- Brief
Below is a block of records; repeat each one exactly.
Data listing start
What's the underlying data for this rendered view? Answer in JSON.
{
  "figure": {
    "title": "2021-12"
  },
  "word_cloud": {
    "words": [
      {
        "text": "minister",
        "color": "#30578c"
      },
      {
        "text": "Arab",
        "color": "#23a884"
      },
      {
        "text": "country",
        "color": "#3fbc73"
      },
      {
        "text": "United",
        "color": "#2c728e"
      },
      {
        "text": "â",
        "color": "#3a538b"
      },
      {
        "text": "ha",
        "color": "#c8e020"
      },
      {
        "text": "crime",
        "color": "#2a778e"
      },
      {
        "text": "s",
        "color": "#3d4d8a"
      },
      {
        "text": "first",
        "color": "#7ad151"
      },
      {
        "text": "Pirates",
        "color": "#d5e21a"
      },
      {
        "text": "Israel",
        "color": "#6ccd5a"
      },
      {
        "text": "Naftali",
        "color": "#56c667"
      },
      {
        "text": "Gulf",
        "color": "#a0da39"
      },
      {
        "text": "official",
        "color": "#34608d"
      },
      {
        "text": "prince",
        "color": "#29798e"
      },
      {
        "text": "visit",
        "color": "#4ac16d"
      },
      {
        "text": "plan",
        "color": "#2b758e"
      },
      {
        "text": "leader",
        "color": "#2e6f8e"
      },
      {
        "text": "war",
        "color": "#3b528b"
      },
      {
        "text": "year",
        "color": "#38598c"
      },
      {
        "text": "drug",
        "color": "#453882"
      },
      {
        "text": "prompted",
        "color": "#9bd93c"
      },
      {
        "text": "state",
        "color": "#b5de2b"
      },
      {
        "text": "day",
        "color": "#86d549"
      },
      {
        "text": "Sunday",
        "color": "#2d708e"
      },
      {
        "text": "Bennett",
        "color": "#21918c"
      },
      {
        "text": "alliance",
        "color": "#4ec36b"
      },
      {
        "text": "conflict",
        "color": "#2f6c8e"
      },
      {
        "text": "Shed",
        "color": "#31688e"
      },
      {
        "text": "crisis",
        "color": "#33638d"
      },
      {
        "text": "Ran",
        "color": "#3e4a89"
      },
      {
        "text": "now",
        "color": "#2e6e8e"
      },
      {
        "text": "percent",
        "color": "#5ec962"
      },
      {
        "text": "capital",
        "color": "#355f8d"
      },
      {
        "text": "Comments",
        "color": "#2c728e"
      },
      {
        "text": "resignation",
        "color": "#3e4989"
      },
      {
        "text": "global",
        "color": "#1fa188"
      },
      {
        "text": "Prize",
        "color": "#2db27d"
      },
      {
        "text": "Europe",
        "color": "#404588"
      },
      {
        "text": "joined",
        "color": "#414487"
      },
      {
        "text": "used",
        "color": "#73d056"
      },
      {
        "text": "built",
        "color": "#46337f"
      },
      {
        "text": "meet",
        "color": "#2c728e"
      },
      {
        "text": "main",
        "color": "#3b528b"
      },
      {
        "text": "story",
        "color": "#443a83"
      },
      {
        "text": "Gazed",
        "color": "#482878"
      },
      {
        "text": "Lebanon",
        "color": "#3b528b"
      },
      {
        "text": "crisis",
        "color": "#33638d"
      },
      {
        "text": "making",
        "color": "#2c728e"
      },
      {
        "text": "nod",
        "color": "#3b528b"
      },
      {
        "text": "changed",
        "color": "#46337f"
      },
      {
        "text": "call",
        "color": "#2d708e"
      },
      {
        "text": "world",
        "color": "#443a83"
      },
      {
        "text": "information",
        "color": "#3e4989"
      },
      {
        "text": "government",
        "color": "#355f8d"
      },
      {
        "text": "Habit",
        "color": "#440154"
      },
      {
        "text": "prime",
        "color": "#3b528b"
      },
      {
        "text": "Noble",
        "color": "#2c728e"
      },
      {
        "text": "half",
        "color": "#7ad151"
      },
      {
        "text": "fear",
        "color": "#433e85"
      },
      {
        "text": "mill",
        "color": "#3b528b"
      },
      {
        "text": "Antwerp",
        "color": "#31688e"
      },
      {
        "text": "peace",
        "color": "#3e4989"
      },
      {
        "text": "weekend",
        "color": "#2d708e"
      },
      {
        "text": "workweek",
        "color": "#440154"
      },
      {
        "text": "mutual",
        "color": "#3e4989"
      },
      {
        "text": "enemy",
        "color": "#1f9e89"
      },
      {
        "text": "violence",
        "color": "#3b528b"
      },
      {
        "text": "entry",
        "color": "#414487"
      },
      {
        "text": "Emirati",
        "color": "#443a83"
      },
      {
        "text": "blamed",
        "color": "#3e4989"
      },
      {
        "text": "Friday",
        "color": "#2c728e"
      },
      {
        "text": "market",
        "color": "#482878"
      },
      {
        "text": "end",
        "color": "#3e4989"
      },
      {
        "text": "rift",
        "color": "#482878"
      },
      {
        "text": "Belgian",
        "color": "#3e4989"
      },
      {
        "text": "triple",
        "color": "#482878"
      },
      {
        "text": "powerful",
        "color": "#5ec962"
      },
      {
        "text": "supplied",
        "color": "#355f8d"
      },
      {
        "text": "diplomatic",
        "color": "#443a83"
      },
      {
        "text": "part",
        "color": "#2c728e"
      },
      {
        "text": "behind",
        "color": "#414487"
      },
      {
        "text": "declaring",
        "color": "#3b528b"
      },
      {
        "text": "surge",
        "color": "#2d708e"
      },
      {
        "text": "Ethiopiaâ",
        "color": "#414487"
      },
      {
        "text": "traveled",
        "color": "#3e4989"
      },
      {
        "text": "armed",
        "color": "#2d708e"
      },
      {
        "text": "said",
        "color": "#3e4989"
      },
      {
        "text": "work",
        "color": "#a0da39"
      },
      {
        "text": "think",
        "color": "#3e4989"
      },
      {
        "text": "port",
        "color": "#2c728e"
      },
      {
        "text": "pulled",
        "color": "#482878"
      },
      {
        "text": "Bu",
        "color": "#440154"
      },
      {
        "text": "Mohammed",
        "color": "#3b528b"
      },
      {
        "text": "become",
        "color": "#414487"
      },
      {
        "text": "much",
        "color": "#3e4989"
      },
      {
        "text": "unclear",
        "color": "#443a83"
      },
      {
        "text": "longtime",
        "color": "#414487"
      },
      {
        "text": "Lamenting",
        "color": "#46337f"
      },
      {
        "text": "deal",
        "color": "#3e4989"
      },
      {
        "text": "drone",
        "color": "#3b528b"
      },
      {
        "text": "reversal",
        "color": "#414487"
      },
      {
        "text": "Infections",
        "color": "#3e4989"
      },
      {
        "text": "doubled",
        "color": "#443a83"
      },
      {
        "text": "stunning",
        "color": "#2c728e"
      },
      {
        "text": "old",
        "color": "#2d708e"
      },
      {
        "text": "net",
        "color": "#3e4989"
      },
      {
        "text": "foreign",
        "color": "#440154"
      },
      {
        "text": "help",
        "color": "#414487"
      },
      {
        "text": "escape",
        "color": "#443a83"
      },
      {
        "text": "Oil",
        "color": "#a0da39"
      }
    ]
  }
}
Data listing end
- Worked solution
What's the underlying data for this rendered view? Answer in JSON.
{
  "figure": {
    "title": "2021-12"
  },
  "word_cloud": {
    "words": [
      {
        "text": "minister",
        "color": "#30578c"
      },
      {
        "text": "Arab",
        "color": "#23a884"
      },
      {
        "text": "country",
        "color": "#3fbc73"
      },
      {
        "text": "United",
        "color": "#2c728e"
      },
      {
        "text": "â",
        "color": "#3a538b"
      },
      {
        "text": "ha",
        "color": "#c8e020"
      },
      {
        "text": "crime",
        "color": "#2a778e"
      },
      {
        "text": "s",
        "color": "#3d4d8a"
      },
      {
        "text": "first",
        "color": "#7ad151"
      },
      {
        "text": "Pirates",
        "color": "#d5e21a"
      },
      {
        "text": "Israel",
        "color": "#6ccd5a"
      },
      {
        "text": "Naftali",
        "color": "#56c667"
      },
      {
        "text": "Gulf",
        "color": "#a0da39"
      },
      {
        "text": "official",
        "color": "#34608d"
      },
      {
        "text": "prince",
        "color": "#29798e"
      },
      {
        "text": "visit",
        "color": "#4ac16d"
      },
      {
        "text": "plan",
        "color": "#2b758e"
      },
      {
        "text": "leader",
        "color": "#2e6f8e"
      },
      {
        "text": "war",
        "color": "#3b528b"
      },
      {
        "text": "year",
        "color": "#38598c"
      },
      {
        "text": "drug",
        "color": "#453882"
      },
      {
        "text": "prompted",
        "color": "#9bd93c"
      },
      {
        "text": "state",
        "color": "#b5de2b"
      },
      {
        "text": "day",
        "color": "#86d549"
      },
      {
        "text": "Sunday",
        "color": "#2d708e"
      },
      {
        "text": "Bennett",
        "color": "#21918c"
      },
      {
        "text": "alliance",
        "color": "#4ec36b"
      },
      {
        "text": "conflict",
        "color": "#2f6c8e"
      },
      {
        "text": "Shed",
        "color": "#31688e"
      },
      {
        "text": "crisis",
        "color": "#33638d"
      },
      {
        "text": "Ran",
        "color": "#3e4a89"
      },
      {
        "text": "now",
        "color": "#2e6e8e"
      },
      {
        "text": "percent",
        "color": "#5ec962"
      },
      {
        "text": "capital",
        "color": "#355f8d"
      },
      {
        "text": "Comments",
        "color": "#2c728e"
      },
      {
        "text": "resignation",
        "color": "#3e4989"
      },
      {
        "text": "global",
        "color": "#1fa188"
      },
      {
        "text": "Prize",
        "color": "#2db27d"
      },
      {
        "text": "Europe",
        "color": "#404588"
      },
      {
        "text": "joined",
        "color": "#414487"
      },
      {
        "text": "used",
        "color": "#73d056"
      },
      {
        "text": "built",
        "color": "#46337f"
      },
      {
        "text": "meet",
        "color": "#2c728e"
      },
      {
        "text": "main",
        "color": "#3b528b"
      },
      {
        "text": "story",
        "color": "#443a83"
      },
      {
        "text": "Gazed",
        "color": "#482878"
      },
      {
        "text": "Lebanon",
        "color": "#3b528b"
      },
      {
        "text": "crisis",
        "color": "#33638d"
      },
      {
        "text": "making",
        "color": "#2c728e"
      },
      {
        "text": "nod",
        "color": "#3b528b"
      },
      {
        "text": "changed",
        "color": "#46337f"
      },
      {
        "text": "call",
        "color": "#2d708e"
      },
      {
        "text": "world",
        "color": "#443a83"
      },
      {
        "text": "information",
        "color": "#3e4989"
      },
      {
        "text": "government",
        "color": "#355f8d"
      },
      {
        "text": "Habit",
        "color": "#440154"
      },
      {
        "text": "prime",
        "color": "#3b528b"
      },
      {
        "text": "Noble",
        "color": "#2c728e"
      },
      {
        "text": "half",
        "color": "#7ad151"
      },
      {
        "text": "fear",
        "color": "#433e85"
      },
      {
        "text": "mill",
        "color": "#3b528b"
      },
      {
        "text": "Antwerp",
        "color": "#31688e"
      },
      {
        "text": "peace",
        "color": "#3e4989"
      },
      {
        "text": "weekend",
        "color": "#2d708e"
      },
      {
        "text": "workweek",
        "color": "#440154"
      },
      {
        "text": "mutual",
        "color": "#3e4989"
      },
      {
        "text": "enemy",
        "color": "#1f9e89"
      },
      {
        "text": "violence",
        "color": "#3b528b"
      },
      {
        "text": "entry",
        "color": "#414487"
      },
      {
        "text": "Emirati",
        "color": "#443a83"
      },
      {
        "text": "blamed",
        "color": "#3e4989"
      },
      {
        "text": "Friday",
        "color": "#2c728e"
      },
      {
        "text": "market",
        "color": "#482878"
      },
      {
        "text": "end",
        "color": "#3e4989"
      },
      {
        "text": "rift",
        "color": "#482878"
      },
      {
        "text": "Belgian",
        "color": "#3e4989"
      },
      {
        "text": "triple",
        "color": "#482878"
      },
      {
        "text": "powerful",
        "color": "#5ec962"
      },
      {
        "text": "supplied",
        "color": "#355f8d"
      },
      {
        "text": "diplomatic",
        "color": "#443a83"
      },
      {
        "text": "part",
        "color": "#2c728e"
      },
      {
        "text": "behind",
        "color": "#414487"
      },
      {
        "text": "declaring",
        "color": "#3b528b"
      },
      {
        "text": "surge",
        "color": "#2d708e"
      },
      {
        "text": "Ethiopiaâ",
        "color": "#414487"
      },
      {
        "text": "traveled",
        "color": "#3e4989"
      },
      {
        "text": "armed",
        "color": "#2d708e"
      },
      {
        "text": "said",
        "color": "#3e4989"
      },
      {
        "text": "work",
        "color": "#a0da39"
      },
      {
        "text": "think",
        "color": "#3e4989"
      },
      {
        "text": "port",
        "color": "#2c728e"
      },
      {
        "text": "pulled",
        "color": "#482878"
      },
      {
        "text": "Bu",
        "color": "#440154"
      },
      {
        "text": "Mohammed",
        "color": "#3b528b"
      },
      {
        "text": "become",
        "color": "#414487"
      },
      {
        "text": "much",
        "color": "#3e4989"
      },
      {
        "text": "unclear",
        "color": "#443a83"
      },
      {
        "text": "longtime",
        "color": "#414487"
      },
      {
        "text": "Lamenting",
        "color": "#46337f"
      },
      {
        "text": "deal",
        "color": "#3e4989"
      },
      {
        "text": "drone",
        "color": "#3b528b"
      },
      {
        "text": "reversal",
        "color": "#414487"
      },
      {
        "text": "Infections",
        "color": "#3e4989"
      },
      {
        "text": "doubled",
        "color": "#443a83"
      },
      {
        "text": "stunning",
        "color": "#2c728e"
      },
      {
        "text": "old",
        "color": "#2d708e"
      },
      {
        "text": "net",
        "color": "#3e4989"
      },
      {
        "text": "foreign",
        "color": "#440154"
      },
      {
        "text": "help",
        "color": "#414487"
      },
      {
        "text": "escape",
        "color": "#443a83"
      },
      {
        "text": "Oil",
        "color": "#a0da39"
      }
    ]
  }
}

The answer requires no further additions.